= EXTRACTED DATA =

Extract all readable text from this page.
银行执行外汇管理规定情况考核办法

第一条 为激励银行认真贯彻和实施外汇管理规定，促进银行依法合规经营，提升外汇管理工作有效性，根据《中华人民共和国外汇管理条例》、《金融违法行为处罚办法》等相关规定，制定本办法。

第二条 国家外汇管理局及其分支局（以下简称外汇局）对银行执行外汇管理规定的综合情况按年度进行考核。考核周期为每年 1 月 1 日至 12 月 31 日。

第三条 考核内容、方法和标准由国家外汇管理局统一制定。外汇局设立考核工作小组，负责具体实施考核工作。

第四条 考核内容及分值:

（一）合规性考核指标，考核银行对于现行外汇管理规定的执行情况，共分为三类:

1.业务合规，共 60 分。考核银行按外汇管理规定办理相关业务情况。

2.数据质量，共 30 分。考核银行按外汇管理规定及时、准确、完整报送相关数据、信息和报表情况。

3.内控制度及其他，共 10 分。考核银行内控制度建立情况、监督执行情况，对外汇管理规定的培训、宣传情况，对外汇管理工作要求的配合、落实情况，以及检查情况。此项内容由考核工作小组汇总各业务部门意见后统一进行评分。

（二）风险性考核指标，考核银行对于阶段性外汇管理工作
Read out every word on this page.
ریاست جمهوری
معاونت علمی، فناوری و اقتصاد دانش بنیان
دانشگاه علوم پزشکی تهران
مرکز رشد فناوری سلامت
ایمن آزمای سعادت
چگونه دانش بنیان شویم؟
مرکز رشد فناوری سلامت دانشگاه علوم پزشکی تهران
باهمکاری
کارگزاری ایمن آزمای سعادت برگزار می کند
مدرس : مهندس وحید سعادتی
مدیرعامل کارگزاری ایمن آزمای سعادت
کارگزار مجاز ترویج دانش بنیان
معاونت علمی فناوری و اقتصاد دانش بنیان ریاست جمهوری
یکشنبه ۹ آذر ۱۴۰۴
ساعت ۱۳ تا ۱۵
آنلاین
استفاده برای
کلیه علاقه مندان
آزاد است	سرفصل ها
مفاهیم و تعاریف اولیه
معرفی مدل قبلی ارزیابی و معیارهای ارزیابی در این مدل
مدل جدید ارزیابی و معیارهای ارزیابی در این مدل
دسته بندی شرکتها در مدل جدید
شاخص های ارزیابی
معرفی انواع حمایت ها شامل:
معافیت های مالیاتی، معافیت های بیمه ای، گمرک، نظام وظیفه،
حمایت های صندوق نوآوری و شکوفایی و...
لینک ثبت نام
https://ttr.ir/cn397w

= STATED GOAL =
Copy out every line of the data that includes "حمایت".

= WRITTEN RESPONSE =
معرفی انواع حمایت ها شامل:
حمایت های صندوق نوآوری و شکوفایی و...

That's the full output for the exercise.